Anspruch auf Unterlassung von Ziegenhaltung auf Nachbargrundstück

Aktenzeichen  5 U 363/20

Datum:
16.11.2021
Rechtsgebiet:
Fundstelle:
BeckRS – 2021, 44008
Gerichtsart:
OLG
Gerichtsort:
Bamberg
Rechtsweg:
Ordentliche Gerichtsbarkeit
Normen:
BGB § 906 Abs. 1, Abs. 2, § 1004 Abs. 1

 

Leitsatz

1. Die Beeinträchtigung des Eigentums an einem Grundstück ist dadurch möglich, dass diesem Grundstück unwägbare Stoffe, wie zB Gerüche zugeführt werden (vgl. BGH BeckRS 2001, 5918). (Rn. 17) (redaktioneller Leitsatz)
2. Die Klägerin ist nicht gem. § 1004 Abs. 2 BGB, § 906 Abs. 1 BGB verpflichtet, die Einwirkung auf ihr Eigentum durch die Beklagten zu dulden, da die Geruchsbeeinträchtigungen durch die Ziegenhaltung wesentlich sind. (Rn. 22 – 30) (redaktioneller Leitsatz)
3. Die Beklagten als Einwirkende auf das Grundeigentum der Klägerin müssen die Unverhinderbarkeit der wesentlichen, ortsüblichen Beeinträchtigung durch zumutbare Maßnahmen darlegen und beweisen. (Rn. 33) (redaktioneller Leitsatz)

Verfahrensgang

21 O 296/19 2020-09-10 Endurteil LGBAYREUTH LG Bayreuth

Tenor

1. Die Berufung der Beklagten gegen das Endurteil des Landgerichts Bayreuth vom 10.09.2020, Az. 21 O 296/19, wird mit der Maßgabe zurückgewiesen, dass dessen Ziffer IV. dahingehend abgeändert wird, dass die Kosten des Rechtsstreits in der 1. Instanz gegeneinander aufgehoben werden.

* [Aufgaben]:
[1] Erkläre anhand des Urteilsauszugs zur Ziegenhaltung in ein bis drei Sätzen, weshalb die Klägerin die Einwirkung der Beklagten auf ihr Eigentum nicht dulden muss.
[2] Tippe bitte aus dem Urteilsauszug zur Ziegenhaltung den Abschnitt ab, der mit „1. Die Beeinträchtigung“ beginnt und bis einschließlich „30) (redaktioneller Leitsatz)“ reicht.
[3] Setze den Urteilsauszug zur Ziegenhaltung an der Stelle fort, an der er endet.

* [Inhalt der Daten]:
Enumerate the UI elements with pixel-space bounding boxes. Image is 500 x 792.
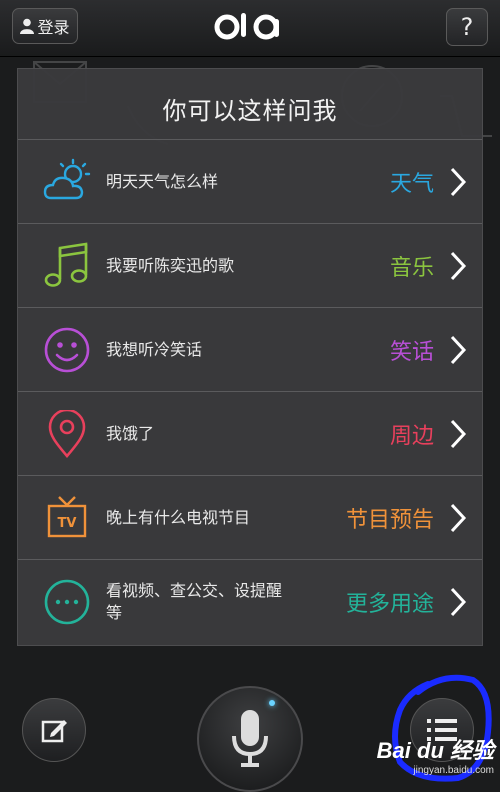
suggestion-category: 笑话	[389, 340, 434, 365]
chevron-right-icon	[450, 587, 467, 617]
status-dot	[269, 700, 275, 706]
suggestion-row-joke[interactable]: 我想听冷笑话 笑话	[18, 307, 482, 391]
weather-icon	[43, 158, 91, 200]
suggestion-question: 晚上有什么电视节目	[106, 508, 251, 527]
chevron-right-icon	[450, 167, 467, 197]
suggestion-row-tv[interactable]: TV 晚上有什么电视节目 节目预告	[18, 475, 482, 559]
ola-logo	[214, 13, 279, 40]
suggestion-question: 我饿了	[106, 424, 155, 443]
svg-text:TV: TV	[58, 516, 77, 531]
edit-icon	[41, 720, 67, 743]
edit-button[interactable]	[22, 698, 86, 762]
panel-title: 你可以这样问我	[162, 97, 338, 125]
microphone-icon	[232, 710, 268, 767]
suggestion-row-weather[interactable]: 明天天气怎么样 天气	[18, 139, 482, 223]
chevron-right-icon	[450, 419, 467, 449]
suggestion-question: 明天天气怎么样	[106, 172, 219, 191]
tv-icon: TV	[47, 496, 87, 538]
suggestion-row-music[interactable]: 我要听陈奕迅的歌 音乐	[18, 223, 482, 307]
suggestion-category: 天气	[389, 172, 434, 197]
baidu-watermark: Bai du 经验 jingyan.baidu.com	[377, 733, 494, 776]
login-label: 登录	[37, 18, 70, 37]
login-button[interactable]: 登录	[12, 8, 78, 44]
suggestion-question: 我想听冷笑话	[106, 340, 203, 359]
music-note-icon	[44, 242, 88, 287]
suggestion-category: 节目预告	[345, 508, 434, 533]
suggestion-question: 我要听陈奕迅的歌	[106, 256, 235, 275]
suggestion-row-more[interactable]: 看视频、查公交、设提醒等 更多用途	[18, 559, 482, 643]
watermark-url: jingyan.baidu.com	[413, 765, 494, 776]
help-button[interactable]: ?	[446, 8, 488, 46]
suggestions-panel: 你可以这样问我 明天天气怎么样 天气 我要听陈奕迅的歌 音乐 我想听冷笑话 笑话…	[17, 68, 483, 646]
location-pin-icon	[48, 410, 86, 458]
watermark-main: Bai du 经验	[376, 738, 494, 763]
chevron-right-icon	[450, 251, 467, 281]
top-bar: 登录 ?	[0, 0, 500, 57]
help-label: ?	[460, 13, 474, 41]
more-icon	[44, 579, 90, 625]
suggestion-category: 音乐	[389, 256, 434, 281]
microphone-button[interactable]	[197, 686, 303, 792]
bottom-bar: Bai du 经验 jingyan.baidu.com	[0, 646, 500, 792]
chevron-right-icon	[450, 335, 467, 365]
suggestion-question: 看视频、查公交、设提醒等	[106, 581, 283, 622]
suggestion-row-nearby[interactable]: 我饿了 周边	[18, 391, 482, 475]
smiley-icon	[44, 327, 90, 373]
suggestion-category: 周边	[389, 424, 434, 449]
suggestion-category: 更多用途	[345, 592, 434, 617]
user-icon	[20, 18, 35, 34]
chevron-right-icon	[450, 503, 467, 533]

* [Gegebene Antworten]:
[1] Die Klägerin ist nicht nach § 1004 Abs. 2 BGB und § 906 Abs. 1 BGB zur Duldung verpflichtet, weil die Geruchsbeeinträchtigungen durch die Ziegenhaltung wesentlich sind.

[2]
1. Die Beeinträchtigung des Eigentums an einem Grundstück ist dadurch möglich, dass diesem Grundstück unwägbare Stoffe, wie zB Gerüche zugeführt werden (vgl. BGH BeckRS 2001, 5918). (Rn. 17) (redaktioneller Leitsatz)
2. Die Klägerin ist nicht gem. § 1004 Abs. 2 BGB, § 906 Abs. 1 BGB verpflichtet, die Einwirkung auf ihr Eigentum durch die Beklagten zu dulden, da die Geruchsbeeinträchtigungen durch die Ziegenhaltung wesentlich sind. (Rn. 22 – 30) (redaktioneller Leitsatz)

[3]
2. Die Beklagten haben als Gesamtschuldner die Kosten des Berufungsverfahrens zu tragen.
3. Dieses Urteil und das in Ziffer 1 genannte Urteil des Landgerichts Bayreuth sind ohne Sicherheitsleistung vorläufig vollstreckbar.
4. Die Revision gegen dieses Urteil wird nicht zugelassen.

Gründe

A.
Von der Darstellung des Tatbestandes wird gemäß § 540 Abs. 2, § 313 a Abs. 1 ZPO abgesehen, da weder die Revision gegen das Urteil zulässig ist, noch dagegen gemäß § 544 Abs. 2 ZPO die Nichtzulassungsbeschwerde erhoben werden kann.
B.
Die zulässige Berufung der Beklagten hat nur in einem ganz geringen Umfang, soweit die Kostenentscheidung der ersten Instanz abzuändern ist, Erfolg. Ansonsten ist sie unbegründet.
I.
Die Klage ist zulässig.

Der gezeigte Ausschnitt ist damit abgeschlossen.